Quote all entries exactly, leaving pictures aside.

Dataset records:

--

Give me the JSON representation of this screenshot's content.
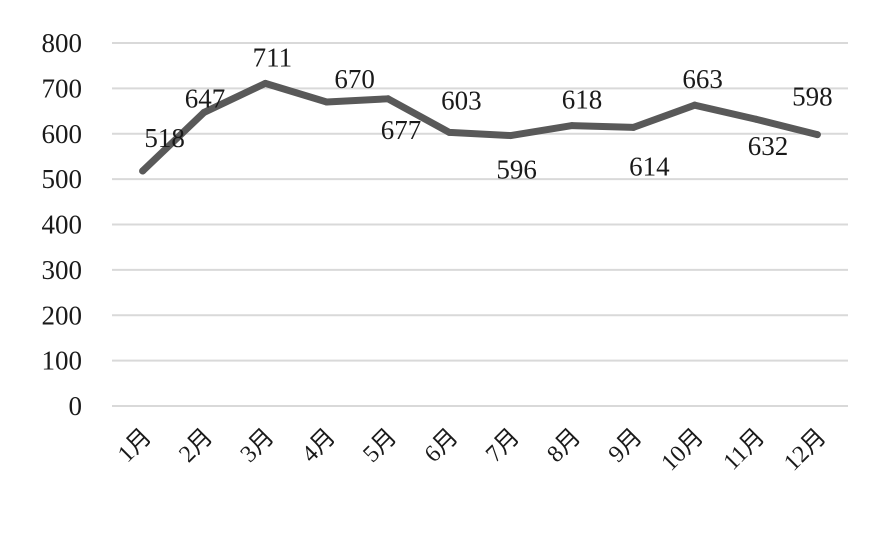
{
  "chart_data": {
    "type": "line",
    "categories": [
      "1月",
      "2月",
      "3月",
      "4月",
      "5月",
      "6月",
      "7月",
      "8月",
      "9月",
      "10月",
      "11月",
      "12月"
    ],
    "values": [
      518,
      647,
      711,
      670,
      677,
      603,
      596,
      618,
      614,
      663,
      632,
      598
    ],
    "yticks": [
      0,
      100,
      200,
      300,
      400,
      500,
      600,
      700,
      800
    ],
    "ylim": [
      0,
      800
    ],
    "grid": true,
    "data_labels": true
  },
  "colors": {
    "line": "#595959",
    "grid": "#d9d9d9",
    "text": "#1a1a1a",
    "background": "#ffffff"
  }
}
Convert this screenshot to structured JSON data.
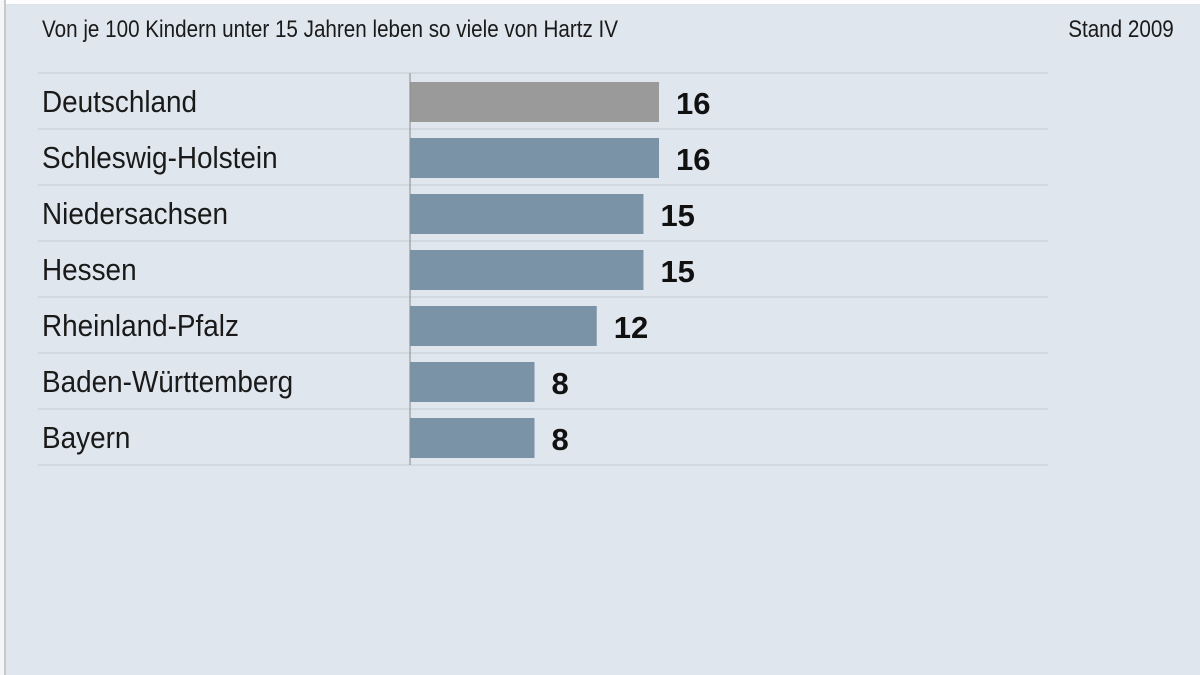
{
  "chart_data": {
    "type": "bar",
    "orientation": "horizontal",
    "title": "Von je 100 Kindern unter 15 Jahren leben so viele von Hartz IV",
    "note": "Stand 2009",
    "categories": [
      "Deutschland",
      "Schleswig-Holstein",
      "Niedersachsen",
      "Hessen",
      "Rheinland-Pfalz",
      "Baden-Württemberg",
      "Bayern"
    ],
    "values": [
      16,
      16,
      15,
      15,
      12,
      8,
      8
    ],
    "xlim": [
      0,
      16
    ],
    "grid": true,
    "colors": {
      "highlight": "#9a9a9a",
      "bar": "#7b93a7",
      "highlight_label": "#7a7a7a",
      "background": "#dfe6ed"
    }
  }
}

--

*RESULT OF THE EXERCISE*:
Give me the JSON representation of this screenshot's content.
{
  "chart_data": {
    "type": "line",
    "categories": [
      "1月",
      "2月",
      "3月",
      "4月",
      "5月",
      "6月",
      "7月",
      "8月",
      "9月",
      "10月",
      "11月",
      "12月"
    ],
    "values": [
      518,
      647,
      711,
      670,
      677,
      603,
      596,
      618,
      614,
      663,
      632,
      598
    ],
    "yticks": [
      0,
      100,
      200,
      300,
      400,
      500,
      600,
      700,
      800
    ],
    "ylim": [
      0,
      800
    ],
    "grid": true,
    "data_labels": true
  },
  "colors": {
    "line": "#595959",
    "grid": "#d9d9d9",
    "text": "#1a1a1a",
    "background": "#ffffff"
  }
}
Convert this screenshot to structured JSON data.
{
  "chart_data": {
    "type": "bar",
    "orientation": "horizontal",
    "title": "Von je 100 Kindern unter 15 Jahren leben so viele von Hartz IV",
    "note": "Stand 2009",
    "categories": [
      "Deutschland",
      "Schleswig-Holstein",
      "Niedersachsen",
      "Hessen",
      "Rheinland-Pfalz",
      "Baden-Württemberg",
      "Bayern"
    ],
    "values": [
      16,
      16,
      15,
      15,
      12,
      8,
      8
    ],
    "xlim": [
      0,
      16
    ],
    "grid": true,
    "colors": {
      "highlight": "#9a9a9a",
      "bar": "#7b93a7",
      "highlight_label": "#7a7a7a",
      "background": "#dfe6ed"
    }
  }
}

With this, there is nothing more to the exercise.